- **CONSIGNE ÉCRITE**
Recopiez à l'identique le passage de l'extrait fourni ci-dessous qui commence par « Un système de » et va jusqu'à « le développement technoscientifique. ».

- **EXTRAIT FOURNI**
Côté villes, la nécessité d’une vision transdisciplinaire est bien illustrée par l’énumération des causes et conséquences de l’étalement urbain décrites par Julie Bourdon, conseillère municipale à la Ville de Granby : Les causes sont soit « … de nature culturelle (l’attrait de la campagne et de paysages végétalisés ou le désir d’ascension sociale lié au mythe du propriétaire résident), soit démographique (le taux de création des ménages), soit économique (l’accès au crédit ou le rôle des promoteurs immobiliers). » Et les conséquences de l’étalement sont autant économiques (les coûts de construction des infrastructures municipales ou d’entretien) qu’environnementales (la destruction d’écosystèmes, comme les boisés, les zones humides, les terres agricoles, etc.) ou sociales (le renforcement des inégalités sociales)2.

Un système de recherche

Au 19e siècle, le savant relativement isolé se trouve peu à peu associé aux systèmes de recherche mis en place par les États. La recherche sous ses aspects fondamentaux et appliqués devient alors de plus en plus finement tissée dans le socioéconomique de nos sociétés, faisant de nous désormais de larges sociétés construites sur et avec le développement technoscientifique.

Le système de recherche québécois, comme ailleurs dans le monde, est constitué d’un imposant réseau de personnes et d’institutions finançant, produisant et transférant les résultats de la recherche.

Du côté « production », pensons aux 19 institutions universitaires allant de l’Abitibi à Rimouski, de Saguenay à Sherbrooke et se démultipliant avec des campus secondaires à Drummondville, Lévis-Lauzon, Laval, etc. Au sein de chacune, la recherche se redéploie en des centaines de centres, de laboratoires, d’instituts, de groupes. Pensons aussi aux 59 centres collégiaux de transfert de technologies et de pratiques sociales associés à autant de collèges et de cégeps3. Par leur mission de contribution directe aux communautés, ils travaillent étroitement avec des PME, des municipalités, et des associations diverses, chacune selon sa spécialité : écologie industrielle, innovation sociale, chimie durable, etc.

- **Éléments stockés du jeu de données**
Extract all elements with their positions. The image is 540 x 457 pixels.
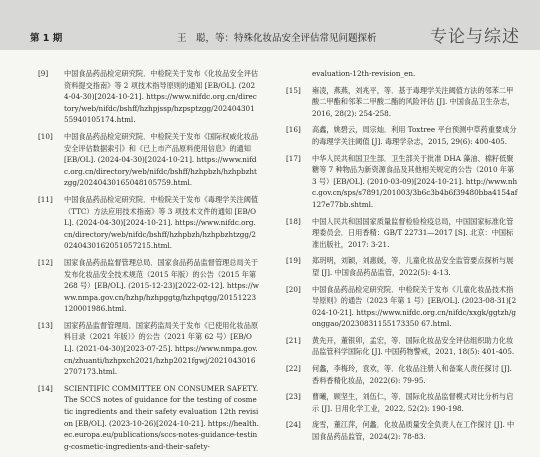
reference-continuation: evaluation-12th-revision_en. [312, 69, 416, 78]
reference-text: 雍凌，燕燕，刘兆平，等．基于毒理学关注阈值方法的邻苯二甲酸二甲酯和邻苯二甲酸二酯的风险评估 [J]. 中国食品卫生杂志，2016, 28(2): 254-258. [312, 85, 515, 118]
reference-text: 高鑫，姚碧云，周宗灿．利用 Toxtree 平台预测中草药重要成分的毒理学关注阈值 [J]. 毒理学杂志，2015, 29(6): 400-405. [312, 125, 517, 146]
reference-item [38, 68, 259, 126]
reference-item [38, 131, 259, 189]
reference-number: [17] [286, 153, 301, 163]
page-header [0, 0, 540, 50]
reference-number: [9] [38, 69, 49, 78]
reference-text: SCIENTIFIC COMMITTEE ON CONSUMER SAFETY. The SCCS notes of guidance for the testing of cosmetic ingredients and their safety evaluation 12th revision [EB/OL]. (2023-10-26)[2024-10-21]. https://health.ec.europa.eu/publications/sccs-notes-guidance-testing-cosmetic-ingredients-and-their-safety- [64, 383, 259, 451]
reference-text: 中华人民共和国卫生部．卫生部关于批准 DHA 藻油、棉籽低聚糖等 7 种物品为新资源食品及其他相关规定的公告（2010 年第 3 号）[EB/OL]. (2010-03-09)[2024-10-21]. http://www.nhc.gov.cn/sps/s7891/201003/3b6c3b4b6f39480bba4154af127e77bb.shtml. [312, 153, 518, 209]
reference-item [286, 363, 518, 386]
reference-item [38, 320, 259, 378]
reference-text: 郑玥明，刘颖，刘惠媛，等．儿童化妆品安全监管要点探析与展望 [J]. 中国食品药品监管，2022(5): 4-13. [312, 256, 514, 277]
reference-item [286, 391, 518, 414]
reference-number: [12] [38, 257, 53, 267]
reference-text: 中国食品药品检定研究院．中检院关于发布《国际权威化妆品安全评估数据索引》和《已上市产品原料使用信息》的通知 [EB/OL]. (2024-04-30)[2024-10-21]. https://www.nifdc.org.cn/directory/web/nifdc/bshff/hzhpbzh/hzhpbzhtzgg/20240430165048105759.html. [64, 131, 259, 188]
reference-item [38, 194, 259, 252]
reference-item [38, 257, 259, 315]
reference-text: 国家药品监督管理局．国家药监局关于发布《已使用化妆品原料目录（2021 年版）》的公告（2021 年第 62 号）[EB/OL]. (2021-04-30)[2023-07-25]. https://www.nmpa.gov.cn/zhuanti/hzhpxch2021/hzhp2021fgwj/20210430162707173.html. [64, 320, 259, 377]
reference-text: 何蠡，李梅玲，袁欢，等．化妆品注册人和备案人责任探讨 [J]. 香料香精化妆品，2022(6): 79-95. [312, 364, 512, 385]
reference-text: 中国食品药品检定研究院．中检院关于发布《化妆品安全评估资料提交指南》等 2 项技术指导原则的通知 [EB/OL]. (2024-04-30)[2024-10-21]. https://www.nifdc.org.cn/directory/web/nifdc/bshff/hzhpjssp/hzpsptzgg/20240430155940105174.html. [64, 69, 259, 125]
reference-item [286, 284, 518, 330]
reference-item [38, 383, 259, 453]
reference-text: 曹曦，顾坚生，刘伍仁，等．国际化妆品监督模式对比分析与启示 [J]. 日用化学工业，2022, 52(2): 190-198. [312, 392, 514, 413]
reference-number: [20] [286, 284, 301, 294]
reference-item [286, 255, 518, 278]
reference-text: 国家食品药品监督管理总局．国家食品药品监督管理总局关于发布化妆品安全技术规范（2015 年版）的公告（2015 年第 268 号）[EB/OL]. (2015-12-23)[2022-02-12]. https://www.nmpa.gov.cn/hzhp/hzhpggtg/hzhpqtgg/20151223120001986.html. [64, 257, 259, 314]
reference-item [286, 153, 518, 211]
issue-number: 第 1 期 [30, 33, 63, 44]
reference-item [286, 419, 518, 442]
reference-item [286, 216, 518, 251]
reference-text: 庞雪，董江萍，何蠡．化妆品质量安全负责人在工作探讨 [J]. 中国食品药品监管，2024(2): 78-83. [312, 420, 515, 442]
reference-item [286, 335, 518, 358]
left-column [38, 68, 259, 457]
reference-number: [19] [286, 256, 301, 266]
reference-number: [22] [286, 364, 301, 374]
reference-text: 中国食品药品检定研究院．中检院关于发布《毒理学关注阈值（TTC）方法应用技术指南》等 3 项技术文件的通知 [EB/OL]. (2024-04-30)[2024-10-21]. https://www.nifdc.org.cn/directory/web/nifdc/bshff/hzhpbzh/hzhpbzhtzgg/20240430162051057215.html. [64, 194, 259, 251]
reference-number: [10] [38, 131, 53, 141]
reference-number: [11] [38, 194, 53, 204]
reference-text: 中国食品药品检定研究院．中检院关于发布《儿童化妆品技术指导原则》的通告（2023 年第 1 号）[EB/OL]. (2023-08-31)[2024-10-21]. https://www.nifdc.org.cn/nifdc/xxgk/ggtzh/gonggao/20230831155173350 67.html. [312, 284, 517, 329]
reference-number: [21] [286, 335, 301, 345]
reference-item [286, 85, 518, 120]
right-column [286, 68, 518, 448]
reference-number: [23] [286, 392, 301, 402]
reference-number: [13] [38, 320, 53, 330]
reference-number: [24] [286, 420, 301, 430]
section-title: 专论与综述 [430, 27, 520, 47]
running-title: 王 聪，等：特殊化妆品安全评估常见问题探析 [177, 33, 377, 44]
reference-number: [14] [38, 383, 53, 393]
reference-text: 黄先开，董银卯，孟宏，等．国际化妆品安全评估组织助力化妆品监管科学国际化 [J]. 中国药物警戒，2021, 18(5): 401-405. [312, 335, 515, 357]
reference-item [286, 124, 518, 147]
reference-number: [15] [286, 85, 301, 95]
reference-text: 中国人民共和国国家质量监督检验检疫总局，中国国家标准化管理委员会．日用香精：GB/T 22731—2017 [S]. 北京：中国标准出版社，2017: 3-21. [312, 216, 514, 249]
reference-number: [18] [286, 216, 301, 226]
reference-number: [16] [286, 125, 301, 135]
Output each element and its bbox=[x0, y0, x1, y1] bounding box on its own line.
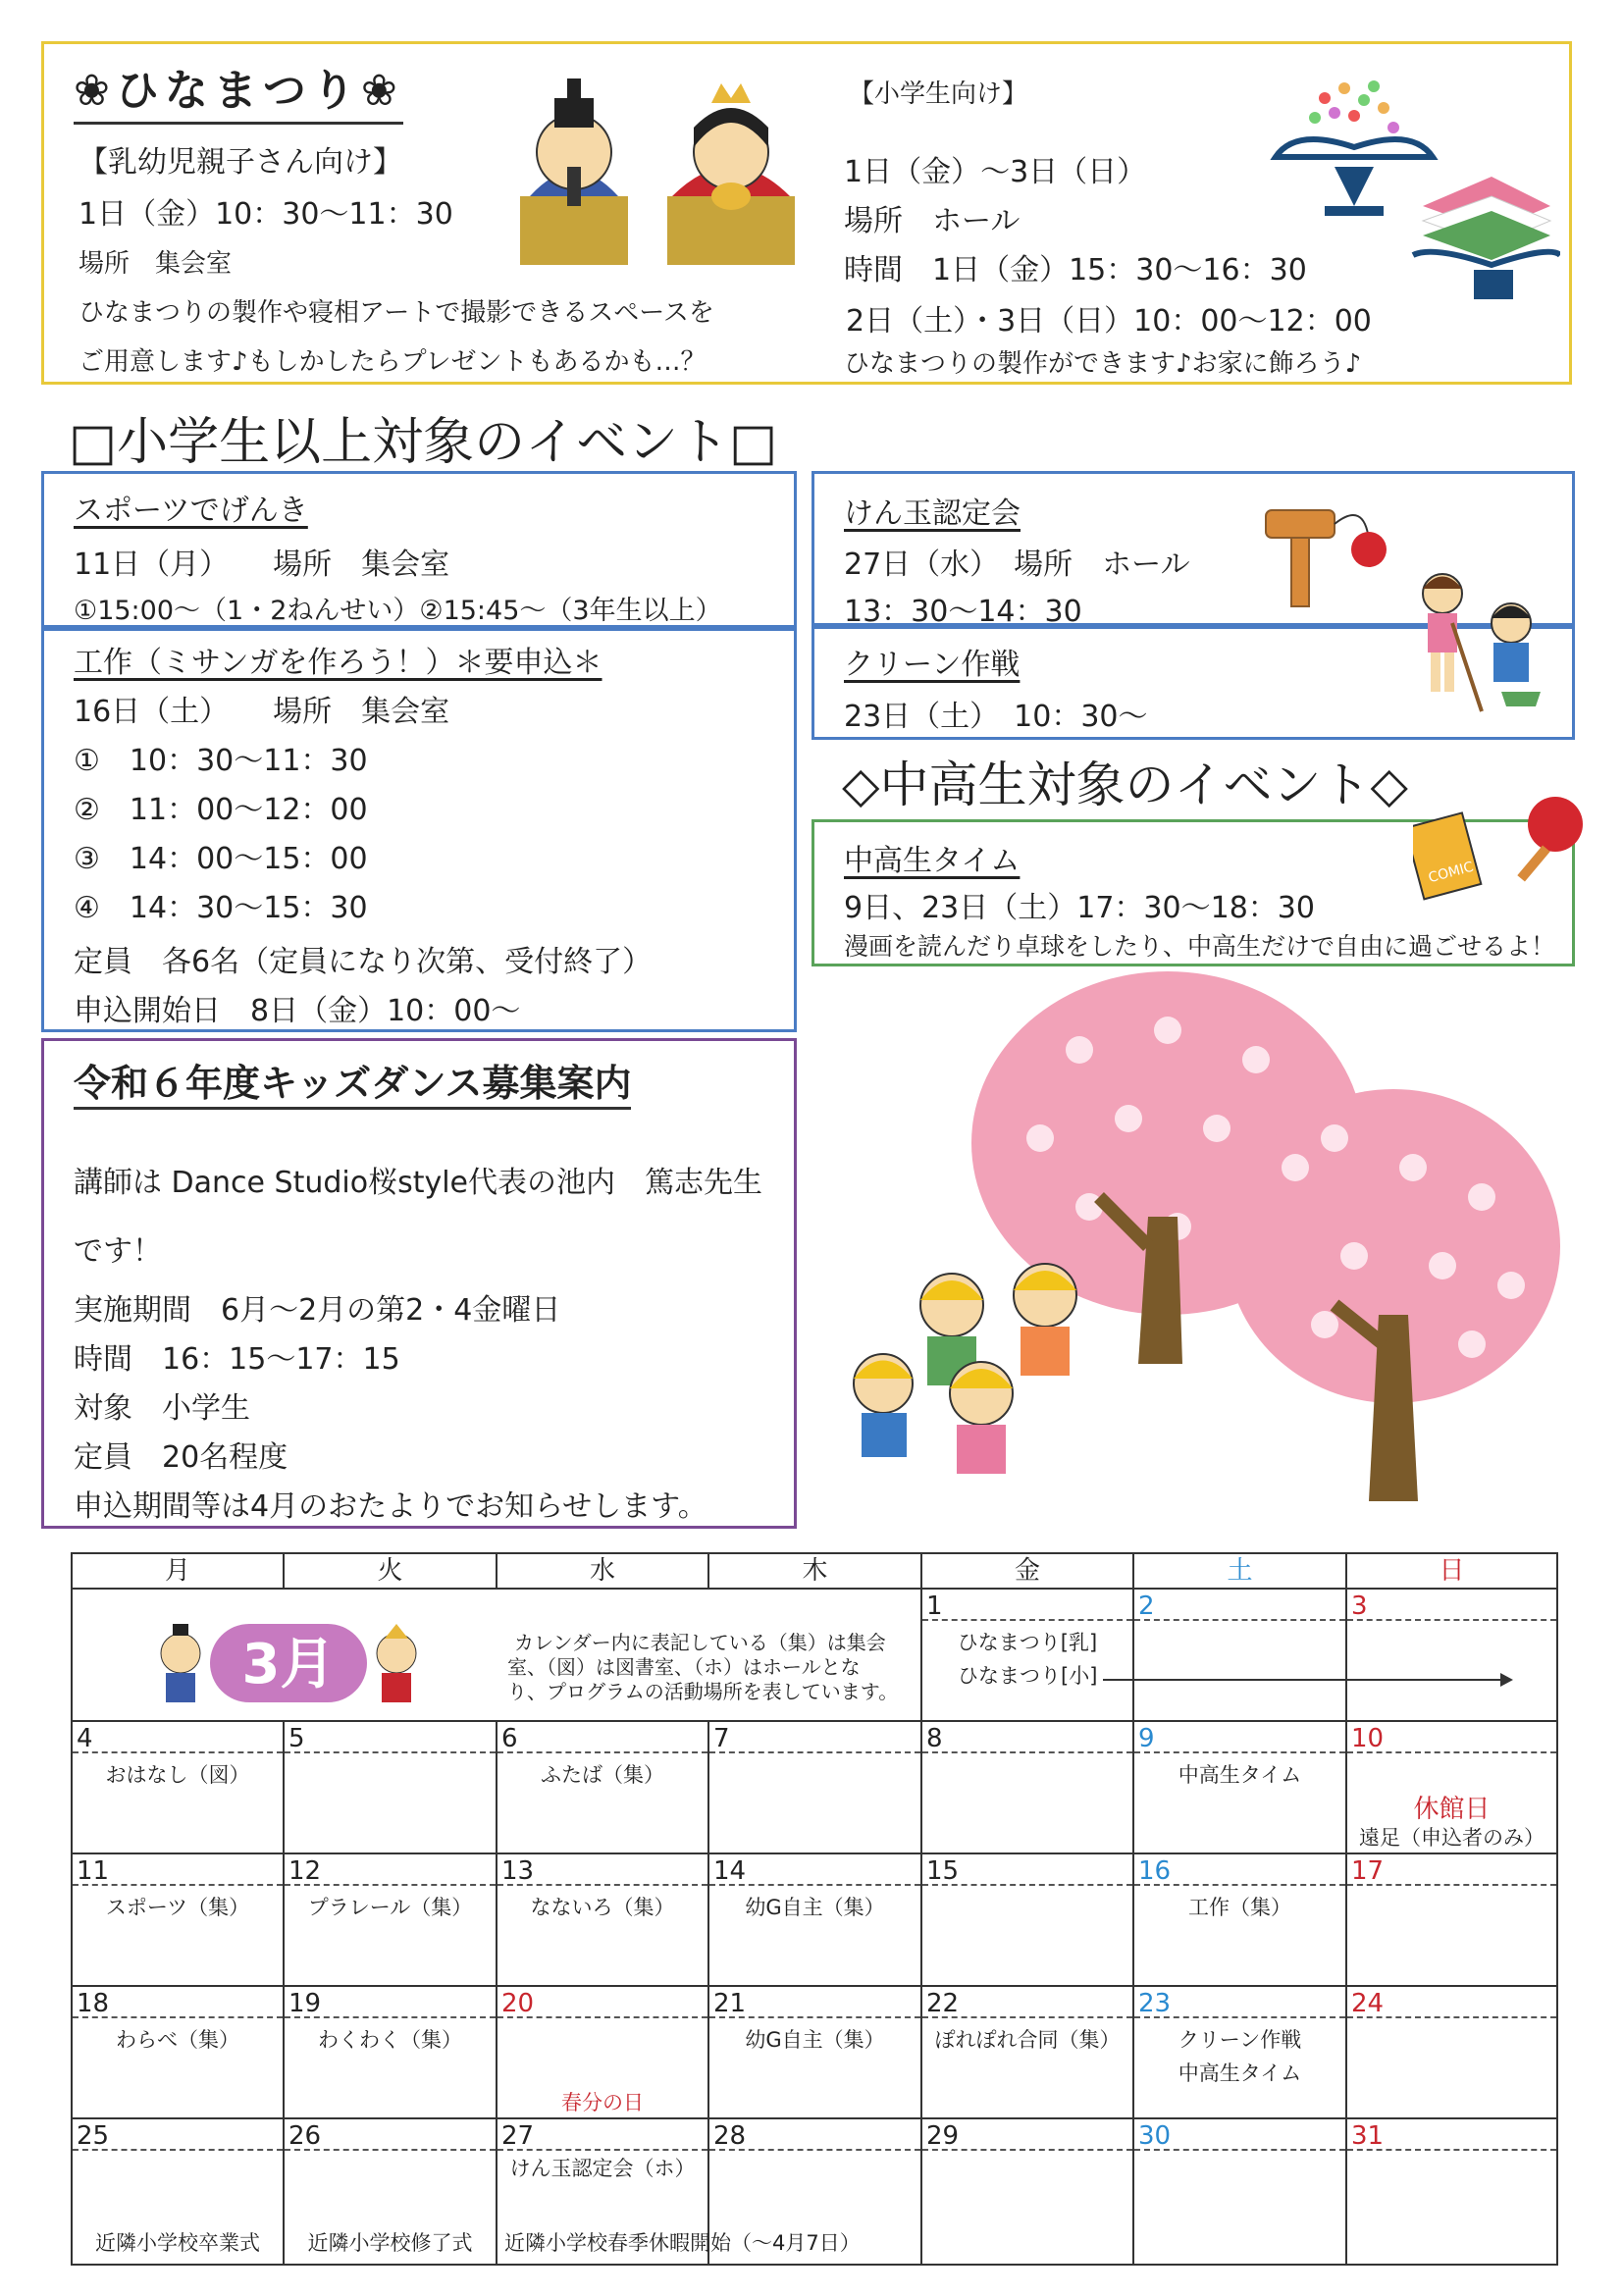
day-number: 19 bbox=[288, 1989, 322, 2018]
cal-day-23 bbox=[1134, 1987, 1347, 2119]
cal-day-11 bbox=[73, 1854, 285, 1987]
event-closing-ceremony: 近隣小学校修了式 bbox=[307, 2231, 473, 2255]
cal-day-10 bbox=[1347, 1722, 1556, 1854]
hinamatsuri-span-arrow bbox=[1103, 1670, 1515, 1690]
hina-dolls-illustration bbox=[510, 59, 805, 275]
cal-day-31 bbox=[1347, 2119, 1556, 2264]
infant-date: 1日（金）10：30〜11：30 bbox=[79, 197, 453, 232]
day-number: 20 bbox=[501, 1989, 535, 2018]
event-jh-time: 中高生タイム bbox=[1178, 1763, 1302, 1787]
dance-apply: 申込期間等は4月のおたよりでお知らせします。 bbox=[74, 1489, 707, 1524]
elem-hina-heading: 【小学生向け】 bbox=[849, 79, 1028, 109]
dance-period: 実施期間 6月〜2月の第2・4金曜日 bbox=[74, 1293, 561, 1328]
day-number: 14 bbox=[713, 1856, 747, 1886]
cherry-blossom-kids-illustration bbox=[844, 971, 1570, 1531]
event-clean: クリーン作戦 bbox=[1178, 2028, 1302, 2052]
day-number: 6 bbox=[501, 1724, 518, 1753]
cal-header-sat: 土 bbox=[1134, 1554, 1347, 1590]
day-number: 29 bbox=[926, 2121, 960, 2151]
event-nanairo: なないろ（集） bbox=[530, 1896, 675, 1919]
elem-hina-desc: ひなまつりの製作ができます♪お家に飾ろう♪ bbox=[844, 349, 1362, 379]
event-graduation: 近隣小学校卒業式 bbox=[95, 2231, 260, 2255]
cal-day-2 bbox=[1134, 1590, 1347, 1722]
dance-instructor-1: 講師は Dance Studio桜style代表の池内 篤志先生 bbox=[74, 1166, 763, 1200]
cal-day-12 bbox=[285, 1854, 497, 1987]
event-sports: スポーツ（集） bbox=[105, 1896, 250, 1919]
event-hinamatsuri-elem: ひなまつり[小] bbox=[958, 1664, 1098, 1688]
event-warabe: わらべ（集） bbox=[116, 2028, 239, 2052]
craft-slot-3: ③ 14：00〜15：00 bbox=[74, 842, 368, 876]
kendama-time: 13：30〜14：30 bbox=[844, 595, 1082, 629]
craft-slot-4: ④ 14：30〜15：30 bbox=[74, 891, 368, 925]
jh-time-desc: 漫画を読んだり卓球をしたり、中高生だけで自由に過ごせるよ！ bbox=[844, 932, 1556, 961]
cal-day-22 bbox=[922, 1987, 1134, 2119]
event-excursion: 遠足（申込者のみ） bbox=[1359, 1826, 1544, 1850]
cal-day-25 bbox=[73, 2119, 285, 2264]
cal-header-tue: 火 bbox=[285, 1554, 497, 1590]
cal-day-19 bbox=[285, 1987, 497, 2119]
cal-day-3 bbox=[1347, 1590, 1556, 1722]
day-number: 16 bbox=[1138, 1856, 1172, 1886]
comic-pingpong-illustration bbox=[1413, 790, 1590, 908]
elem-section-title: □小学生以上対象のイベント□ bbox=[69, 413, 778, 472]
day-number: 28 bbox=[713, 2121, 747, 2151]
day-number: 4 bbox=[77, 1724, 93, 1753]
dance-time: 時間 16：15〜17：15 bbox=[74, 1342, 400, 1377]
craft-date: 16日（土） 場所 集会室 bbox=[74, 695, 450, 729]
cal-day-8 bbox=[922, 1722, 1134, 1854]
day-number: 5 bbox=[288, 1724, 305, 1753]
craft-slot-2: ② 11：00〜12：00 bbox=[74, 793, 368, 827]
dance-capacity: 定員 20名程度 bbox=[74, 1440, 288, 1475]
dance-instructor-2: です！ bbox=[74, 1234, 162, 1269]
dance-title: 令和６年度キッズダンス募集案内 bbox=[74, 1053, 631, 1110]
day-number: 31 bbox=[1351, 2121, 1385, 2151]
day-number: 23 bbox=[1138, 1989, 1172, 2018]
jh-time-date: 9日、23日（土）17：30〜18：30 bbox=[844, 891, 1315, 925]
elem-hina-time-1: 時間 1日（金）15：30〜16：30 bbox=[844, 253, 1307, 287]
day-number: 7 bbox=[713, 1724, 730, 1753]
cal-note-3: り、プログラムの活動場所を表しています。 bbox=[507, 1680, 899, 1703]
infant-desc-2: ご用意します♪もしかしたらプレゼントもあるかも…？ bbox=[79, 347, 707, 377]
cal-day-4 bbox=[73, 1722, 285, 1854]
cal-day-1 bbox=[922, 1590, 1134, 1722]
kids-cleaning-illustration bbox=[1393, 564, 1560, 721]
craft-apply: 申込開始日 8日（金）10：00〜 bbox=[74, 994, 521, 1028]
craft-capacity: 定員 各6名（定員になり次第、受付終了） bbox=[74, 945, 653, 979]
kendama-title: けん玉認定会 bbox=[844, 496, 1021, 531]
cal-week1-intro bbox=[73, 1590, 922, 1722]
cal-day-21 bbox=[709, 1987, 922, 2119]
holiday-label: 春分の日 bbox=[561, 2091, 644, 2114]
cal-day-28 bbox=[709, 2119, 922, 2264]
elem-hina-time-2: 2日（土）・3日（日）10：00〜12：00 bbox=[846, 304, 1372, 339]
cal-header-thu: 木 bbox=[709, 1554, 922, 1590]
jh-time-title: 中高生タイム bbox=[844, 844, 1021, 878]
event-porepore: ぽれぽれ合同（集） bbox=[934, 2028, 1121, 2052]
day-number: 24 bbox=[1351, 1989, 1385, 2018]
comic-label: COMIC bbox=[1427, 859, 1476, 887]
day-number: 25 bbox=[77, 2121, 110, 2151]
cal-day-20 bbox=[497, 1987, 709, 2119]
cal-day-7 bbox=[709, 1722, 922, 1854]
cal-day-30 bbox=[1134, 2119, 1347, 2264]
day-number: 22 bbox=[926, 1989, 960, 2018]
event-ohanashi: おはなし（図） bbox=[105, 1763, 250, 1787]
cal-day-15 bbox=[922, 1854, 1134, 1987]
day-number: 10 bbox=[1351, 1724, 1385, 1753]
day-number: 3 bbox=[1351, 1592, 1368, 1621]
cal-day-24 bbox=[1347, 1987, 1556, 2119]
event-jh-time: 中高生タイム bbox=[1178, 2061, 1302, 2085]
cal-day-13 bbox=[497, 1854, 709, 1987]
cal-day-29 bbox=[922, 2119, 1134, 2264]
day-number: 12 bbox=[288, 1856, 322, 1886]
dance-target: 対象 小学生 bbox=[74, 1391, 250, 1426]
day-number: 2 bbox=[1138, 1592, 1155, 1621]
day-number: 9 bbox=[1138, 1724, 1155, 1753]
cal-note-1: カレンダー内に表記している（集）は集会 bbox=[514, 1631, 886, 1654]
day-number: 27 bbox=[501, 2121, 535, 2151]
day-number: 8 bbox=[926, 1724, 943, 1753]
cal-day-9 bbox=[1134, 1722, 1347, 1854]
event-kendama: けん玉認定会（ホ） bbox=[509, 2157, 696, 2180]
closed-day-label: 休館日 bbox=[1413, 1795, 1491, 1824]
month-hina-icon bbox=[151, 1609, 426, 1707]
event-plarail: プラレール（集） bbox=[307, 1896, 473, 1919]
cal-header-sun: 日 bbox=[1347, 1554, 1556, 1590]
cal-day-17 bbox=[1347, 1854, 1556, 1987]
hinamatsuri-title: ❀ひなまつり❀ bbox=[74, 55, 403, 125]
craft-title: 工作（ミサンガを作ろう！）＊要申込＊ bbox=[74, 646, 602, 680]
cal-header-fri: 金 bbox=[922, 1554, 1134, 1590]
event-spring-break: 近隣小学校春季休暇開始（〜4月7日） bbox=[504, 2231, 861, 2255]
event-hinamatsuri-infant: ひなまつり[乳] bbox=[957, 1631, 1098, 1654]
event-youg-jishu: 幼G自主（集） bbox=[745, 2028, 885, 2052]
cal-day-6 bbox=[497, 1722, 709, 1854]
cal-day-26 bbox=[285, 2119, 497, 2264]
infant-place: 場所 集会室 bbox=[79, 249, 233, 279]
cal-day-16 bbox=[1134, 1854, 1347, 1987]
day-number: 21 bbox=[713, 1989, 747, 2018]
infant-heading: 【乳幼児親子さん向け】 bbox=[79, 145, 402, 180]
sports-date: 11日（月） 場所 集会室 bbox=[74, 548, 450, 582]
day-number: 15 bbox=[926, 1856, 960, 1886]
day-number: 13 bbox=[501, 1856, 535, 1886]
sports-times: ①15:00〜（1・2ねんせい）②15:45〜（3年生以上） bbox=[74, 596, 722, 626]
day-number: 26 bbox=[288, 2121, 322, 2151]
cal-day-5 bbox=[285, 1722, 497, 1854]
clean-date: 23日（土） 10：30〜 bbox=[844, 700, 1148, 734]
kendama-date: 27日（水） 場所 ホール bbox=[844, 548, 1190, 582]
event-wakuwaku: わくわく（集） bbox=[318, 2028, 462, 2052]
clean-title: クリーン作戦 bbox=[844, 648, 1021, 682]
day-number: 18 bbox=[77, 1989, 110, 2018]
cal-header-mon: 月 bbox=[73, 1554, 285, 1590]
day-number: 1 bbox=[926, 1592, 943, 1621]
infant-desc-1: ひなまつりの製作や寝相アートで撮影できるスペースを bbox=[79, 298, 714, 328]
elem-hina-place: 場所 ホール bbox=[844, 204, 1021, 238]
cal-day-14 bbox=[709, 1854, 922, 1987]
day-number: 11 bbox=[77, 1856, 110, 1886]
craft-slot-1: ① 10：30〜11：30 bbox=[74, 744, 368, 778]
day-number: 30 bbox=[1138, 2121, 1172, 2151]
month-label: 3月 bbox=[241, 1633, 336, 1696]
day-number: 17 bbox=[1351, 1856, 1385, 1886]
kendama-illustration bbox=[1256, 491, 1393, 618]
elem-hina-date: 1日（金）〜3日（日） bbox=[844, 155, 1147, 189]
event-craft: 工作（集） bbox=[1188, 1896, 1291, 1919]
cal-note-2: 室、（図）は図書室、（ホ）はホールとな bbox=[507, 1655, 861, 1679]
calendar bbox=[71, 1552, 1558, 2266]
hishimochi-illustration bbox=[1266, 59, 1560, 314]
cal-header-wed: 水 bbox=[497, 1554, 709, 1590]
event-youg-jishu: 幼G自主（集） bbox=[745, 1896, 885, 1919]
event-futaba: ふたば（集） bbox=[541, 1763, 664, 1787]
cal-day-18 bbox=[73, 1987, 285, 2119]
sports-title: スポーツでげんき bbox=[74, 494, 308, 528]
jh-section-title: ◇中高生対象のイベント◇ bbox=[842, 757, 1408, 813]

- **RÉSULTAT DE L'EXERCICE**
Un système de recherche

Au 19e siècle, le savant relativement isolé se trouve peu à peu associé aux systèmes de recherche mis en place par les États. La recherche sous ses aspects fondamentaux et appliqués devient alors de plus en plus finement tissée dans le socioéconomique de nos sociétés, faisant de nous désormais de larges sociétés construites sur et avec le développement technoscientifique.